## start

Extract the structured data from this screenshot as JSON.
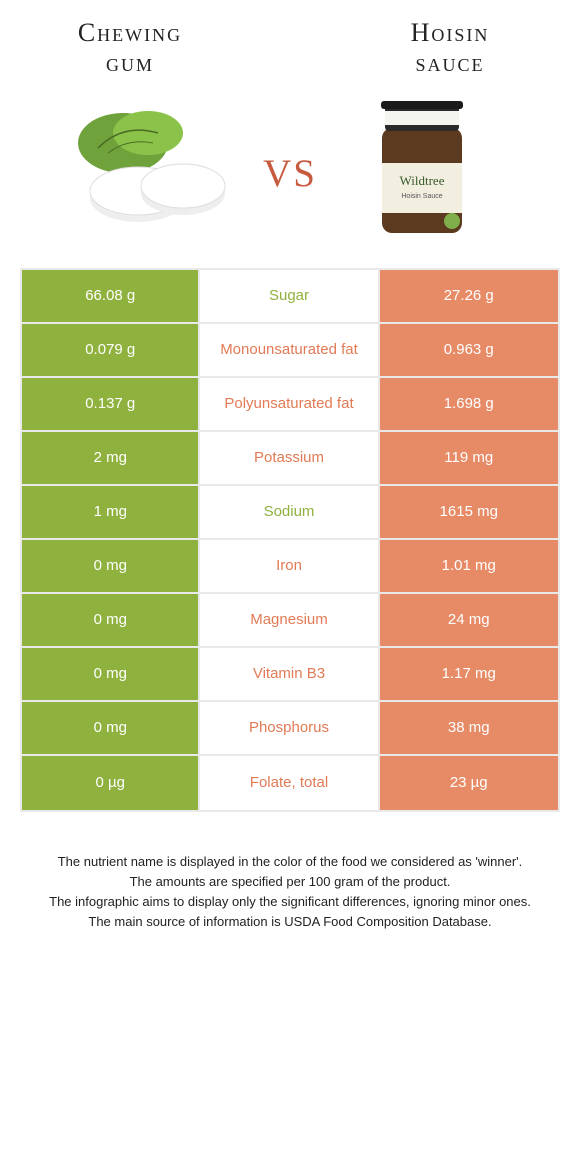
{
  "header": {
    "left_title_line1": "Chewing",
    "left_title_line2": "gum",
    "right_title_line1": "Hoisin",
    "right_title_line2": "sauce",
    "vs_label": "vs"
  },
  "colors": {
    "left_bg": "#8fb13e",
    "right_bg": "#e78a66",
    "mid_green": "#8fb13e",
    "mid_orange": "#e27a55",
    "border": "#e9e9e9",
    "vs_color": "#c65b3f"
  },
  "rows": [
    {
      "left": "66.08 g",
      "label": "Sugar",
      "right": "27.26 g",
      "winner": "left"
    },
    {
      "left": "0.079 g",
      "label": "Monounsaturated fat",
      "right": "0.963 g",
      "winner": "right"
    },
    {
      "left": "0.137 g",
      "label": "Polyunsaturated fat",
      "right": "1.698 g",
      "winner": "right"
    },
    {
      "left": "2 mg",
      "label": "Potassium",
      "right": "119 mg",
      "winner": "right"
    },
    {
      "left": "1 mg",
      "label": "Sodium",
      "right": "1615 mg",
      "winner": "left"
    },
    {
      "left": "0 mg",
      "label": "Iron",
      "right": "1.01 mg",
      "winner": "right"
    },
    {
      "left": "0 mg",
      "label": "Magnesium",
      "right": "24 mg",
      "winner": "right"
    },
    {
      "left": "0 mg",
      "label": "Vitamin B3",
      "right": "1.17 mg",
      "winner": "right"
    },
    {
      "left": "0 mg",
      "label": "Phosphorus",
      "right": "38 mg",
      "winner": "right"
    },
    {
      "left": "0 µg",
      "label": "Folate, total",
      "right": "23 µg",
      "winner": "right"
    }
  ],
  "footer": {
    "line1": "The nutrient name is displayed in the color of the food we considered as 'winner'.",
    "line2": "The amounts are specified per 100 gram of the product.",
    "line3": "The infographic aims to display only the significant differences, ignoring minor ones.",
    "line4": "The main source of information is USDA Food Composition Database."
  }
}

## end

→ **Problem to work on**: Return all of the entries exactly as written, but drop any pictures they hold.

→ **Exercise result**:
Extract the structured data from this screenshot as JSON.
{
  "header": {
    "left_title_line1": "Chewing",
    "left_title_line2": "gum",
    "right_title_line1": "Hoisin",
    "right_title_line2": "sauce",
    "vs_label": "vs"
  },
  "colors": {
    "left_bg": "#8fb13e",
    "right_bg": "#e78a66",
    "mid_green": "#8fb13e",
    "mid_orange": "#e27a55",
    "border": "#e9e9e9",
    "vs_color": "#c65b3f"
  },
  "rows": [
    {
      "left": "66.08 g",
      "label": "Sugar",
      "right": "27.26 g",
      "winner": "left"
    },
    {
      "left": "0.079 g",
      "label": "Monounsaturated fat",
      "right": "0.963 g",
      "winner": "right"
    },
    {
      "left": "0.137 g",
      "label": "Polyunsaturated fat",
      "right": "1.698 g",
      "winner": "right"
    },
    {
      "left": "2 mg",
      "label": "Potassium",
      "right": "119 mg",
      "winner": "right"
    },
    {
      "left": "1 mg",
      "label": "Sodium",
      "right": "1615 mg",
      "winner": "left"
    },
    {
      "left": "0 mg",
      "label": "Iron",
      "right": "1.01 mg",
      "winner": "right"
    },
    {
      "left": "0 mg",
      "label": "Magnesium",
      "right": "24 mg",
      "winner": "right"
    },
    {
      "left": "0 mg",
      "label": "Vitamin B3",
      "right": "1.17 mg",
      "winner": "right"
    },
    {
      "left": "0 mg",
      "label": "Phosphorus",
      "right": "38 mg",
      "winner": "right"
    },
    {
      "left": "0 µg",
      "label": "Folate, total",
      "right": "23 µg",
      "winner": "right"
    }
  ],
  "footer": {
    "line1": "The nutrient name is displayed in the color of the food we considered as 'winner'.",
    "line2": "The amounts are specified per 100 gram of the product.",
    "line3": "The infographic aims to display only the significant differences, ignoring minor ones.",
    "line4": "The main source of information is USDA Food Composition Database."
  }
}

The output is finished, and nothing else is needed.